* WHAT IS REQUIRED:
Output all of the entries below precisely as written.

* MATERIAL SUPPLIED:
>>>

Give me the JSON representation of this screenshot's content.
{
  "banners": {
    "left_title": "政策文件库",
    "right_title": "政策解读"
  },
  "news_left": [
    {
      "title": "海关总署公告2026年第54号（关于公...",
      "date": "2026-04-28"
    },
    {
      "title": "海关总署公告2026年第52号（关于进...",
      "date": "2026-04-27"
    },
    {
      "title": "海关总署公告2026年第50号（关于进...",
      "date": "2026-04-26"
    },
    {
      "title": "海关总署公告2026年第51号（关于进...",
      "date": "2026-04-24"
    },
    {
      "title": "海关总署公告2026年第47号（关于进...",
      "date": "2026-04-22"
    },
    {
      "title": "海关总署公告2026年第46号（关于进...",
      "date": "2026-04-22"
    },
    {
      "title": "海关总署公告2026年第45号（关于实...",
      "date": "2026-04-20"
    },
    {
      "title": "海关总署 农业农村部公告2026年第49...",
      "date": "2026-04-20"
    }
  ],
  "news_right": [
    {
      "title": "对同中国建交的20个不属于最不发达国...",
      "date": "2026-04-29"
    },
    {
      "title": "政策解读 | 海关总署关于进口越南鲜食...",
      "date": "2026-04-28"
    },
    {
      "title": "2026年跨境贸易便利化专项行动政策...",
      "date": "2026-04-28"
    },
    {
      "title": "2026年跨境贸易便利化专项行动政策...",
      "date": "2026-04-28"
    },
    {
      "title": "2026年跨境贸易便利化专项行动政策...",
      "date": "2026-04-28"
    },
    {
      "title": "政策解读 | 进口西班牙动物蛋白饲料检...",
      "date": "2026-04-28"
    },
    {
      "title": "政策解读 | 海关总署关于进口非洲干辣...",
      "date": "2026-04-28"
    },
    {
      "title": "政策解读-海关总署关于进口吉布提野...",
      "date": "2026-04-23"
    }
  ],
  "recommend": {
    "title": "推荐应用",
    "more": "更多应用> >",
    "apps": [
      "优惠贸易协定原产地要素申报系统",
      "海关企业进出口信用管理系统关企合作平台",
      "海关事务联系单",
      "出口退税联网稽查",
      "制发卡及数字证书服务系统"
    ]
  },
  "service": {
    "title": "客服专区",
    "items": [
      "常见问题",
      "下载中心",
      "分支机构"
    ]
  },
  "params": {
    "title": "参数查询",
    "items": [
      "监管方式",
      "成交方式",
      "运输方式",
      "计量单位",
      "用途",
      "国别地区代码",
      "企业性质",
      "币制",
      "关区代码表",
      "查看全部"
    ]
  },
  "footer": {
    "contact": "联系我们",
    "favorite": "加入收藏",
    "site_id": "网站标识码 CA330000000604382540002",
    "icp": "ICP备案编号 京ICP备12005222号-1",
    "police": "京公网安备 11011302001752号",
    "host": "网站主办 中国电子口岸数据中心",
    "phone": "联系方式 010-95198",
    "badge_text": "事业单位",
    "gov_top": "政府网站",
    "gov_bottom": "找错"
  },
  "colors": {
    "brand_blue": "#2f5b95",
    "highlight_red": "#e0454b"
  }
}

<<<

* THE ANSWER:
Give me the JSON representation of this screenshot's content.
{
  "banners": {
    "left_title": "政策文件库",
    "right_title": "政策解读"
  },
  "news_left": [
    {
      "title": "海关总署公告2026年第54号（关于公...",
      "date": "2026-04-28"
    },
    {
      "title": "海关总署公告2026年第52号（关于进...",
      "date": "2026-04-27"
    },
    {
      "title": "海关总署公告2026年第50号（关于进...",
      "date": "2026-04-26"
    },
    {
      "title": "海关总署公告2026年第51号（关于进...",
      "date": "2026-04-24"
    },
    {
      "title": "海关总署公告2026年第47号（关于进...",
      "date": "2026-04-22"
    },
    {
      "title": "海关总署公告2026年第46号（关于进...",
      "date": "2026-04-22"
    },
    {
      "title": "海关总署公告2026年第45号（关于实...",
      "date": "2026-04-20"
    },
    {
      "title": "海关总署 农业农村部公告2026年第49...",
      "date": "2026-04-20"
    }
  ],
  "news_right": [
    {
      "title": "对同中国建交的20个不属于最不发达国...",
      "date": "2026-04-29"
    },
    {
      "title": "政策解读 | 海关总署关于进口越南鲜食...",
      "date": "2026-04-28"
    },
    {
      "title": "2026年跨境贸易便利化专项行动政策...",
      "date": "2026-04-28"
    },
    {
      "title": "2026年跨境贸易便利化专项行动政策...",
      "date": "2026-04-28"
    },
    {
      "title": "2026年跨境贸易便利化专项行动政策...",
      "date": "2026-04-28"
    },
    {
      "title": "政策解读 | 进口西班牙动物蛋白饲料检...",
      "date": "2026-04-28"
    },
    {
      "title": "政策解读 | 海关总署关于进口非洲干辣...",
      "date": "2026-04-28"
    },
    {
      "title": "政策解读-海关总署关于进口吉布提野...",
      "date": "2026-04-23"
    }
  ],
  "recommend": {
    "title": "推荐应用",
    "more": "更多应用> >",
    "apps": [
      "优惠贸易协定原产地要素申报系统",
      "海关企业进出口信用管理系统关企合作平台",
      "海关事务联系单",
      "出口退税联网稽查",
      "制发卡及数字证书服务系统"
    ]
  },
  "service": {
    "title": "客服专区",
    "items": [
      "常见问题",
      "下载中心",
      "分支机构"
    ]
  },
  "params": {
    "title": "参数查询",
    "items": [
      "监管方式",
      "成交方式",
      "运输方式",
      "计量单位",
      "用途",
      "国别地区代码",
      "企业性质",
      "币制",
      "关区代码表",
      "查看全部"
    ]
  },
  "footer": {
    "contact": "联系我们",
    "favorite": "加入收藏",
    "site_id": "网站标识码 CA330000000604382540002",
    "icp": "ICP备案编号 京ICP备12005222号-1",
    "police": "京公网安备 11011302001752号",
    "host": "网站主办 中国电子口岸数据中心",
    "phone": "联系方式 010-95198",
    "badge_text": "事业单位",
    "gov_top": "政府网站",
    "gov_bottom": "找错"
  },
  "colors": {
    "brand_blue": "#2f5b95",
    "highlight_red": "#e0454b"
  }
}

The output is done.